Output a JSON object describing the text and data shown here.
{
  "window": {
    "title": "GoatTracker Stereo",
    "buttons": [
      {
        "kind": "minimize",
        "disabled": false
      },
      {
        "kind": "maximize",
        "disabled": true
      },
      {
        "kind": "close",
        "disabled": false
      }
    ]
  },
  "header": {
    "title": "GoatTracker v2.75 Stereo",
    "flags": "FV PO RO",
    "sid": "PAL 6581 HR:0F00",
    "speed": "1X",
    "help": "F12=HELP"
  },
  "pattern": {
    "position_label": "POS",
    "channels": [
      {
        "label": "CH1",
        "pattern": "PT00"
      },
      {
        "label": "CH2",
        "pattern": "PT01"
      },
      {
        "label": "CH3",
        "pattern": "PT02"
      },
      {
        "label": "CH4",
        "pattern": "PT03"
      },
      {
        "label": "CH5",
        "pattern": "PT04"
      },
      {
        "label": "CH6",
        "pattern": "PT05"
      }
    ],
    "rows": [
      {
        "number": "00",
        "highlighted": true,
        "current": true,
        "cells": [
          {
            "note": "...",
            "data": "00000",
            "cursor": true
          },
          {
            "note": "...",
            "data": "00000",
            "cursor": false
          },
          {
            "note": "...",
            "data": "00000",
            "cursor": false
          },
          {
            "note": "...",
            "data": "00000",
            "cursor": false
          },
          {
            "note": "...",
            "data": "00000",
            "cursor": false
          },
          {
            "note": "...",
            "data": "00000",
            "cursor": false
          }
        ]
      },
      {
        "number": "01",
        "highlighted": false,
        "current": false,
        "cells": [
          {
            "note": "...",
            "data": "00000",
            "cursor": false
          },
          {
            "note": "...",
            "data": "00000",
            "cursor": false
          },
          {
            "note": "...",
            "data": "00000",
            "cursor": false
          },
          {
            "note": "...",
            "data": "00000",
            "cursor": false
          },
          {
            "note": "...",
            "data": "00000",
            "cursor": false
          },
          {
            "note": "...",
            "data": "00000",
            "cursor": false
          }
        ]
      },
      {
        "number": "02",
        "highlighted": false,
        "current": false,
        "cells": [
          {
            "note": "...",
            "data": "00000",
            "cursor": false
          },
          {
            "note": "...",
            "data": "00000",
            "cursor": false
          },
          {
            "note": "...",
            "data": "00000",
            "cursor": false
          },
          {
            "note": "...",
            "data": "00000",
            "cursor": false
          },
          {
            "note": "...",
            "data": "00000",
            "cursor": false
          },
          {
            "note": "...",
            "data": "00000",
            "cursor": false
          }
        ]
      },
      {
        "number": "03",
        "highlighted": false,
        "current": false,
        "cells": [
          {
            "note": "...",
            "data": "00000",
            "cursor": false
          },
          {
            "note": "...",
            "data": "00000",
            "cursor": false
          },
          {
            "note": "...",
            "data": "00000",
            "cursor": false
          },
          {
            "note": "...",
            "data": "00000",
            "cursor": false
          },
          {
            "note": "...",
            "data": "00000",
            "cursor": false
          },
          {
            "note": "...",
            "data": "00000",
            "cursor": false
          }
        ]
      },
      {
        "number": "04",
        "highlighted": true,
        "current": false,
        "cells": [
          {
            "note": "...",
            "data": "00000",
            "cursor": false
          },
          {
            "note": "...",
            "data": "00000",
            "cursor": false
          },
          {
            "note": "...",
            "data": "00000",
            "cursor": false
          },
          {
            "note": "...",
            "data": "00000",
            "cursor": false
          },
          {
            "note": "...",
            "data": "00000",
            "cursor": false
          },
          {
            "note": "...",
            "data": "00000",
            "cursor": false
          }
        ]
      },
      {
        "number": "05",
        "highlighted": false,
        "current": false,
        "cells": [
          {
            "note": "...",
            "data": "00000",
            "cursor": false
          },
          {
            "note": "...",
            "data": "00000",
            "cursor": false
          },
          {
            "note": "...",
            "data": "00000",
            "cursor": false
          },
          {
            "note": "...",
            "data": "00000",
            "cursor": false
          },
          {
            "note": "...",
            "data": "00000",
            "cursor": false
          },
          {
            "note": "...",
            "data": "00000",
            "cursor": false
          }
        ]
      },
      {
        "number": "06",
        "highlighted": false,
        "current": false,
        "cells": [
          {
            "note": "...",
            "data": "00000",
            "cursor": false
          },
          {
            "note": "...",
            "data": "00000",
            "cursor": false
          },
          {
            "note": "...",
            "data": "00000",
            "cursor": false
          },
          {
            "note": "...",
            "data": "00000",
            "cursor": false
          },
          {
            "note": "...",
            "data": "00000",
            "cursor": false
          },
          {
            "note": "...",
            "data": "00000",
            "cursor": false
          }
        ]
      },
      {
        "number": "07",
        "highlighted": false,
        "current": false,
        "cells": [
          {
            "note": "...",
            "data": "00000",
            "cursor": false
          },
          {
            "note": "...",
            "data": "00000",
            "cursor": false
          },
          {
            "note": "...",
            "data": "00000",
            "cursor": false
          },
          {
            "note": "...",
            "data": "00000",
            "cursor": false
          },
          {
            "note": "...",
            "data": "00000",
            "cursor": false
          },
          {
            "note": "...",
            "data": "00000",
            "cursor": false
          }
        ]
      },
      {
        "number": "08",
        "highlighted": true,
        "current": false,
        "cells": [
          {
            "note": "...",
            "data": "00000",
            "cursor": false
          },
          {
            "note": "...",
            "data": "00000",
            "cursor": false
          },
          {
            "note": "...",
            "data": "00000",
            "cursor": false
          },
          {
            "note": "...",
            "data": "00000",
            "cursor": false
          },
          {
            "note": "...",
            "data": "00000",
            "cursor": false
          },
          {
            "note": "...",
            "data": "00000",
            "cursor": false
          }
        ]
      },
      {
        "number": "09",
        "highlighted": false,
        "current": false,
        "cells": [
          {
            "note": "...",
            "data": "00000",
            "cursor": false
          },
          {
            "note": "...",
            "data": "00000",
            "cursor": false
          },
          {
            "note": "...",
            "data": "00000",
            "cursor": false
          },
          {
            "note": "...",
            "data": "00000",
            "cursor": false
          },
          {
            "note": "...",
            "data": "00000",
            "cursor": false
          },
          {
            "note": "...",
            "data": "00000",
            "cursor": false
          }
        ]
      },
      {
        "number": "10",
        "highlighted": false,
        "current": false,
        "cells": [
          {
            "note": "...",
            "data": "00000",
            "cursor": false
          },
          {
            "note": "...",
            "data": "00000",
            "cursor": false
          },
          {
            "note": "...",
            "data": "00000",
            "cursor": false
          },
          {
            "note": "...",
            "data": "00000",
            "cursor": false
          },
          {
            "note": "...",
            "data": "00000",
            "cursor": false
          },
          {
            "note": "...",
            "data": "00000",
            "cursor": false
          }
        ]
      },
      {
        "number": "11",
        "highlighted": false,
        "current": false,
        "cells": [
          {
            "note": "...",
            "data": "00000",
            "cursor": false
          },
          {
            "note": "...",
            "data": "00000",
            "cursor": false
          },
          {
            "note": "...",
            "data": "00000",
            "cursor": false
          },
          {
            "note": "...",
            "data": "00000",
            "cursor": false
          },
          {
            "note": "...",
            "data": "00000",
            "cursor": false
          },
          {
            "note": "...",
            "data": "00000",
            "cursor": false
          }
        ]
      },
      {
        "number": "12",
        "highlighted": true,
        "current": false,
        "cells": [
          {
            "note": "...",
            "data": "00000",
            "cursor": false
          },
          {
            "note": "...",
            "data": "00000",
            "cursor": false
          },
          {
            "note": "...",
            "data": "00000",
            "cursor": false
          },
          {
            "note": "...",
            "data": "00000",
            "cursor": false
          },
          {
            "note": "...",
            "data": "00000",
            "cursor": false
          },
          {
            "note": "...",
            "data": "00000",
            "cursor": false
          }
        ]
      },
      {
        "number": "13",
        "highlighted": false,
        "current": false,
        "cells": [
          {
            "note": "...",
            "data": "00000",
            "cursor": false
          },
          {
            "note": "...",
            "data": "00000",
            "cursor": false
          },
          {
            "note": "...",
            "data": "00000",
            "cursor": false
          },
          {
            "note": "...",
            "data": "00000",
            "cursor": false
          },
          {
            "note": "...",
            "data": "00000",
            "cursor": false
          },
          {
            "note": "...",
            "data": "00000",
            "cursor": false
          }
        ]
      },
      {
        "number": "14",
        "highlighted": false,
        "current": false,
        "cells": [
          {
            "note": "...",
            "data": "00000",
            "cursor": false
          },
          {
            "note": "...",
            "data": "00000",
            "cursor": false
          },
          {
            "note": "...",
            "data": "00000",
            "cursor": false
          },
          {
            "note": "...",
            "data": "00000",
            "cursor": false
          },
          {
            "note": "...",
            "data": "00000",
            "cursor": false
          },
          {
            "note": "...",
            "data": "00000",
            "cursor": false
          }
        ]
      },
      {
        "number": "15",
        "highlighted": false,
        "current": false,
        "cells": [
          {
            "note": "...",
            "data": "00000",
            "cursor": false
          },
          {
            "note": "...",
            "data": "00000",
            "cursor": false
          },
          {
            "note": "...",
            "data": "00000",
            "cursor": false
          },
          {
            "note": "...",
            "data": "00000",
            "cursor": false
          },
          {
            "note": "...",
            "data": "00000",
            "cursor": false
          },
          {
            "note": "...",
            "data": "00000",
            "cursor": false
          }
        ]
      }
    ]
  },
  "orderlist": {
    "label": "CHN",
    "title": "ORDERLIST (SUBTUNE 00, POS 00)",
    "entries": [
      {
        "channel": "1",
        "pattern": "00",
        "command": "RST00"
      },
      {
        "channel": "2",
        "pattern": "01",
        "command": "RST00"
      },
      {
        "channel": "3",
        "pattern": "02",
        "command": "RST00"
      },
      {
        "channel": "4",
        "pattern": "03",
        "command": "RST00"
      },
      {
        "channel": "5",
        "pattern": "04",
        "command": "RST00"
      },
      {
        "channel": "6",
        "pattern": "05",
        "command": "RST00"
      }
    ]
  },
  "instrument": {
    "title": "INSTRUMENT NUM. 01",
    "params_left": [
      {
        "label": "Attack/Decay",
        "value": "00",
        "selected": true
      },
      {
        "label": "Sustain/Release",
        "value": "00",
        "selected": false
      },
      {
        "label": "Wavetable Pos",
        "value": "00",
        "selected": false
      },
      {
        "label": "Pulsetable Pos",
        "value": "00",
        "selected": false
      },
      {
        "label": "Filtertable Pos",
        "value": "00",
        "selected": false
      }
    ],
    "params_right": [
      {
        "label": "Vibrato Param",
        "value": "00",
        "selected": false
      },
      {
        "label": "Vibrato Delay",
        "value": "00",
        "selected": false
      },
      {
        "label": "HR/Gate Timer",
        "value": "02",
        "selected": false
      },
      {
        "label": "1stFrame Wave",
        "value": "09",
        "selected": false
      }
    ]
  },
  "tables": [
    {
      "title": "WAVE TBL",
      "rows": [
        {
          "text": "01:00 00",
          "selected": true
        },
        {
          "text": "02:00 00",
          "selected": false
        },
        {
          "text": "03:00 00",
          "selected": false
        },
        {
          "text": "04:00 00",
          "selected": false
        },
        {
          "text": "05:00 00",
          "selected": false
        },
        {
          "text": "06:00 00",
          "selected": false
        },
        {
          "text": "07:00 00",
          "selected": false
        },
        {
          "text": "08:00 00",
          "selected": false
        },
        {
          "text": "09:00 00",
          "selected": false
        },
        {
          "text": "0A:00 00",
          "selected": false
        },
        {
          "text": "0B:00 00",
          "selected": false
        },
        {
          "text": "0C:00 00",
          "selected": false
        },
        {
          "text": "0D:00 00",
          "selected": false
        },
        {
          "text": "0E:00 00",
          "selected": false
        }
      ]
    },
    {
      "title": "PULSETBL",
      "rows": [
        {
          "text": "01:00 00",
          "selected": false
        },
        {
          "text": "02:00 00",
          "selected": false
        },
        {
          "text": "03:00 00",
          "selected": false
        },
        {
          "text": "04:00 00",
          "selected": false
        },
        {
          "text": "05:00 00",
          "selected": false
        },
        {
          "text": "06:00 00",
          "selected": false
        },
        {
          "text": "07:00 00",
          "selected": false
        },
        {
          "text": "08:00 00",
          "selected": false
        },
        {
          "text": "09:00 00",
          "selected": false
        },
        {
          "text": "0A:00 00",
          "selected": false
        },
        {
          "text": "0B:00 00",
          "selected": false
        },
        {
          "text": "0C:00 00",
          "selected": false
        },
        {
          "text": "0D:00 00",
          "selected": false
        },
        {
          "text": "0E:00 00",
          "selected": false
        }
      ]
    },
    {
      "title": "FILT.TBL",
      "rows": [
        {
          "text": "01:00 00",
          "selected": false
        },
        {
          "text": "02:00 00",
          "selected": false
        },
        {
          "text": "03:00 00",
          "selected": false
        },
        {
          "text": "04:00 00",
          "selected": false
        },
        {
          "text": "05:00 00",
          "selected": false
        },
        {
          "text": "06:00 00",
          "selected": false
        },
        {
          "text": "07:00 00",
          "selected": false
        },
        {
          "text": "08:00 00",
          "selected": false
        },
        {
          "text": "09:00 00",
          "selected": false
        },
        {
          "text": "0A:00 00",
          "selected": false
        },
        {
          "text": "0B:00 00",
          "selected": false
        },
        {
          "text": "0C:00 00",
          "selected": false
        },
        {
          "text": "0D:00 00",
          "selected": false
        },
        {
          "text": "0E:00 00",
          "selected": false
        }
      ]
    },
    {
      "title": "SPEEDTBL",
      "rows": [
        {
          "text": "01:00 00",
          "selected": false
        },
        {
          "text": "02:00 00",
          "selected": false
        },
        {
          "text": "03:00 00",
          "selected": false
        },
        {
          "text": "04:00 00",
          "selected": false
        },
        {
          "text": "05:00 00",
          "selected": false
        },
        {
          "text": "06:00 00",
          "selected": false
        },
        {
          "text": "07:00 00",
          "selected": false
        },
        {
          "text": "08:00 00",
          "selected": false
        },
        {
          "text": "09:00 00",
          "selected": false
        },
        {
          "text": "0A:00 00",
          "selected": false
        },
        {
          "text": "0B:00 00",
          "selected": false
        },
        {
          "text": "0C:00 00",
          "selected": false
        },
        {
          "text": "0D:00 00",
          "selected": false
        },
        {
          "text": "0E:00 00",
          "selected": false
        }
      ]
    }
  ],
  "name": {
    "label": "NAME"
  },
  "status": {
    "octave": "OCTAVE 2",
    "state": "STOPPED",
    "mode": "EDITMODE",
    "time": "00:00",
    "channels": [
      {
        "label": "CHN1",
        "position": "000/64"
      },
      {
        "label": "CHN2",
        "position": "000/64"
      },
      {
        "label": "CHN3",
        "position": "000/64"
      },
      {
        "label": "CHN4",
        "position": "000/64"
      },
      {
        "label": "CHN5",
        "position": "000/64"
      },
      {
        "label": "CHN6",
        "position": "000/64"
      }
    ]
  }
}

________

Written task =
Copy out every line holding the string "kind".

Full output =
        "kind": "minimize",
        "kind": "maximize",
        "kind": "close",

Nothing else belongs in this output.